━━━━━ DOCUMENT SECTION
2     Raising the MLA aims to deter youths from picking up smoking by limiting the access to tobacco products, and is part of the Ministry of Health’s (MOH) continued efforts to denormalise smoking and reduce smoking prevalence among youths. The change in the MLA was debated and passed in Parliament on 7 November 2017 as part of the Tobacco (Control of Advertisements and Sale) (Amendment) Bill 2017. The MLA was raised from 18 to 19 years old on 1 January 2019.

3     The tobacco industry, including retailers, importers and wholesalers, have been reminded of the changes. New warning notices stating that sale of tobacco to persons below the age of 20 is not permitted have been distributed to retailers for display at their outlets.

4     Retailers who contravene the law and sell any tobacco products to a person below the MLA shall be liable upon conviction to a maximum fine of $5,000 for the first offence and $10,000 for subsequent offences. In addition, the tobacco retail licence will be suspended for the first offence and revoked for subsequent offences. If any outlet is found selling tobacco products to underage persons in school uniform or those below 12, the tobacco retail licence will be revoked, even at the first offence.

5     Persons caught giving or furnishing tobacco to a person below the MLA shall be liable upon conviction to a maximum fine of $500 for the first offence and $1,000 for subsequent offences. Persons caught buying or acquiring tobacco for a person below the MLA shall be liable upon conviction to a maximum fine of $2,500 for the first offence and $5,000 for subsequent offences. Underage smokers who are caught using, buying or having in their possession tobacco products are liable on conviction to a fine of up to $300.
━━━━━━━━━━
━━━━━ RECORDED DATA
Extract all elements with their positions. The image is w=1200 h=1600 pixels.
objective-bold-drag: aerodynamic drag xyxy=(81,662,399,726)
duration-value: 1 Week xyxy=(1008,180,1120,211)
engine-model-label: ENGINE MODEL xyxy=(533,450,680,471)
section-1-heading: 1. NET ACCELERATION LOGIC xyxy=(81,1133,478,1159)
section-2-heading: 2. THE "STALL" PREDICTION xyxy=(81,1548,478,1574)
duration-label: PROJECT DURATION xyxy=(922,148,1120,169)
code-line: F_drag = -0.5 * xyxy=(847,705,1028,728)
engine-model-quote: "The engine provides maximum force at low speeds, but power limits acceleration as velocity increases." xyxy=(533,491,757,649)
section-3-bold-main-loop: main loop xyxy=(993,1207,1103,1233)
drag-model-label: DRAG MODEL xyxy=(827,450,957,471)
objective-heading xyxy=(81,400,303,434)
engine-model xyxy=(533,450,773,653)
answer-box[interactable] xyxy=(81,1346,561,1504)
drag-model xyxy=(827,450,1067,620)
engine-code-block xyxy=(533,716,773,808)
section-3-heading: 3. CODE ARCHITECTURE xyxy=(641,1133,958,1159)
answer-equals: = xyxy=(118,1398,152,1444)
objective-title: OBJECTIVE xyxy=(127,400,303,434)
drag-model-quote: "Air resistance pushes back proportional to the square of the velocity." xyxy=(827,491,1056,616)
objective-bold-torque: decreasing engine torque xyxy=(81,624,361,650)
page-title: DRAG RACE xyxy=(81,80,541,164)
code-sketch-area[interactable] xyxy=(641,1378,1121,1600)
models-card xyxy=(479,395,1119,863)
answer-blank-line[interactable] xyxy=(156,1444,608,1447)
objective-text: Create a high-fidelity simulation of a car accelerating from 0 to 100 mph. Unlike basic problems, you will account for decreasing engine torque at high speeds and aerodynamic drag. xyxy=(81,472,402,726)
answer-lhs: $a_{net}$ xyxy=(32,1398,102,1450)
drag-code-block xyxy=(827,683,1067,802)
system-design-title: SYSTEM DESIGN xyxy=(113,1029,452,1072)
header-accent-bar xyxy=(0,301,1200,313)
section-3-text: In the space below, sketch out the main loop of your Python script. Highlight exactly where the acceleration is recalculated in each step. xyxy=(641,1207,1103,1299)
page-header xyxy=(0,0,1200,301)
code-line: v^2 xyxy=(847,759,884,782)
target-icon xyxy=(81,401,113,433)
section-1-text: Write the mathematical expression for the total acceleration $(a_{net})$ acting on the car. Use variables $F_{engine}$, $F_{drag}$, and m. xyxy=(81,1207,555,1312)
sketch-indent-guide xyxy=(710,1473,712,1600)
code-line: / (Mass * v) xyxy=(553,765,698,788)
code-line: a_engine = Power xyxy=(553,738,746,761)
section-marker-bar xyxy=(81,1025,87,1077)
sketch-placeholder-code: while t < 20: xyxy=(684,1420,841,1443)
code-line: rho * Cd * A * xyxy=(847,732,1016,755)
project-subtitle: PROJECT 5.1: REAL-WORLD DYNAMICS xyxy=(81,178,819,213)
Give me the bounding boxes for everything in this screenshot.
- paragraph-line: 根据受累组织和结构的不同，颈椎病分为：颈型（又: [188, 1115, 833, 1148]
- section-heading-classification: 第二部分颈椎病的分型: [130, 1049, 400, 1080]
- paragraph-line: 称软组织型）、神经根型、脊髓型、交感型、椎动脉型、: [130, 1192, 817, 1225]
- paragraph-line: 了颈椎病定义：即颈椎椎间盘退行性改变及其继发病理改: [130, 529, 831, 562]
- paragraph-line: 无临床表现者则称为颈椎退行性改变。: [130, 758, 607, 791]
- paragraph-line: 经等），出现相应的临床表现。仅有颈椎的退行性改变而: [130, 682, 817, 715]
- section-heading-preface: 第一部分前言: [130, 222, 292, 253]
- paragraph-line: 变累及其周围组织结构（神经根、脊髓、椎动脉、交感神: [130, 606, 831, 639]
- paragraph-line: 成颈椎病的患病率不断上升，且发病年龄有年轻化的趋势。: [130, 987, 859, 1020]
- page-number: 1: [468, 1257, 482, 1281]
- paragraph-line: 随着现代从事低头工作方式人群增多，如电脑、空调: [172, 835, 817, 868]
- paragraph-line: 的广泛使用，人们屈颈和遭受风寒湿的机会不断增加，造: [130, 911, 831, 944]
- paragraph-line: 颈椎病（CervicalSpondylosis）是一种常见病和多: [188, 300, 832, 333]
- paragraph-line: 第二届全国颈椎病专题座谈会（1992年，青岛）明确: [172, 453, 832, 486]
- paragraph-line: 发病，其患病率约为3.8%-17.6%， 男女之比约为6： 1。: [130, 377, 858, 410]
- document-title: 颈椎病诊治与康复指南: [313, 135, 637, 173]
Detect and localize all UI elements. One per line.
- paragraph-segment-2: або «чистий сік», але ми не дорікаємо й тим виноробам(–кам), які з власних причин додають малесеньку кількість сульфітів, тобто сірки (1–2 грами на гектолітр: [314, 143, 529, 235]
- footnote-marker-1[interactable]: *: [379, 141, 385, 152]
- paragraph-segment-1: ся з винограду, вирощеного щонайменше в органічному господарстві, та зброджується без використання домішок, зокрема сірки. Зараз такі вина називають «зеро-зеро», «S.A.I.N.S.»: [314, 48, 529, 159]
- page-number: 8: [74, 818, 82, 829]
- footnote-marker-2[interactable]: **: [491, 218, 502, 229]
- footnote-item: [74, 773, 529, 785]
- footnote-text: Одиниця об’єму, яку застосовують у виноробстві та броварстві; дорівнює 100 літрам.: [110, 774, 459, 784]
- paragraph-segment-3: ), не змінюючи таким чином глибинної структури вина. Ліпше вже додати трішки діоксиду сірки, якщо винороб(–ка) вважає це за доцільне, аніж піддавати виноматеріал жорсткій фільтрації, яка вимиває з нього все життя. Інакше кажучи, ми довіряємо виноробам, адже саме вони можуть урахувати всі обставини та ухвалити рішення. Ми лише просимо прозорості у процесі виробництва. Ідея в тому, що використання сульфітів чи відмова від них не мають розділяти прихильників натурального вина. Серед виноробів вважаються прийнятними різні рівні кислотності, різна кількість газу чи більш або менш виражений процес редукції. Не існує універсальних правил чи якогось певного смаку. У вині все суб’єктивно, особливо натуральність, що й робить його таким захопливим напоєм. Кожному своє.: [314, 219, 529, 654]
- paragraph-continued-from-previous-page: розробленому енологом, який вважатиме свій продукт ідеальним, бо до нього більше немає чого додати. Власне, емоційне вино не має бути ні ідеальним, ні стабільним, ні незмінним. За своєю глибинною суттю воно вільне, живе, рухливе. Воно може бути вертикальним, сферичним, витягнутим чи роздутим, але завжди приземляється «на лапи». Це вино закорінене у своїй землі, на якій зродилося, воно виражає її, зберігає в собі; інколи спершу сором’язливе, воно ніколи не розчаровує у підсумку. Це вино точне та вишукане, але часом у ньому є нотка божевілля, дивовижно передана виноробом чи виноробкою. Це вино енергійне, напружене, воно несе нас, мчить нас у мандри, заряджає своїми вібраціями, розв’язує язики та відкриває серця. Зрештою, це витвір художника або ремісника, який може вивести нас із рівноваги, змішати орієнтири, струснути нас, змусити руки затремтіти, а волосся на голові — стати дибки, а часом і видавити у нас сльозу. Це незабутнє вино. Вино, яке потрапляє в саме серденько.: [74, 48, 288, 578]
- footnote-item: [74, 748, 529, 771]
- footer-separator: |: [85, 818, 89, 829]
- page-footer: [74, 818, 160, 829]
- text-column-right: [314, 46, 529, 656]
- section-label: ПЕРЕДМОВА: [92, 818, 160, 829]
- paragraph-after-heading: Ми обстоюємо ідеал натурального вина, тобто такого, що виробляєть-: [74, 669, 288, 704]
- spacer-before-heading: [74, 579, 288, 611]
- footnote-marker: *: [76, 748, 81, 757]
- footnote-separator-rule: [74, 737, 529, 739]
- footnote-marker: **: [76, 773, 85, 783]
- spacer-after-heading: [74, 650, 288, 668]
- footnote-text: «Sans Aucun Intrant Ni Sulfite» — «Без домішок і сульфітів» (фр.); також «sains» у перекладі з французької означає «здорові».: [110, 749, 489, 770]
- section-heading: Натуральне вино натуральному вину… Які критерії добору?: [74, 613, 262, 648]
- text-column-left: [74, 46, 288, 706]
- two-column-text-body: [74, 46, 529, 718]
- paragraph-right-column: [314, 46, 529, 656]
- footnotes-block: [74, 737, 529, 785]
━━━━━━━━━━
*ASSIGNMENT 1*
Answer these questions from the text on the minimum legal age for tobacco.
(a) On what date was the change in the MLA debated and passed in Parliament?
(b) What is the maximum fine for a retailer's first offence of selling tobacco products to a person below the MLA?
(c) Up to what amount can underage smokers be fined on conviction?
*ASSIGNMENT 2*
Translate this sentence from the text on the minimum legal age for tobacco into Spanish: "Underage smokers who are caught using, buying or having in their possession tobacco products are liable on conviction to a fine of up to $300."
*ASSIGNMENT 3*
Reproduce the part of the text on the minimum legal age for tobacco between "2     Raising" and "at their outlets.", inclusive.

*TASK OUTPUT 1*
(a) 7 November 2017
(b) $5,000
(c) $300

*TASK OUTPUT 2*
Los fumadores menores de edad que sean sorprendidos usando, comprando o teniendo en su posesión productos de tabaco podrán ser sancionados, en caso de condena, con una multa de hasta $300.

*TASK OUTPUT 3*
2     Raising the MLA aims to deter youths from picking up smoking by limiting the access to tobacco products, and is part of the Ministry of Health’s (MOH) continued efforts to denormalise smoking and reduce smoking prevalence among youths. The change in the MLA was debated and passed in Parliament on 7 November 2017 as part of the Tobacco (Control of Advertisements and Sale) (Amendment) Bill 2017. The MLA was raised from 18 to 19 years old on 1 January 2019.

3     The tobacco industry, including retailers, importers and wholesalers, have been reminded of the changes. New warning notices stating that sale of tobacco to persons below the age of 20 is not permitted have been distributed to retailers for display at their outlets.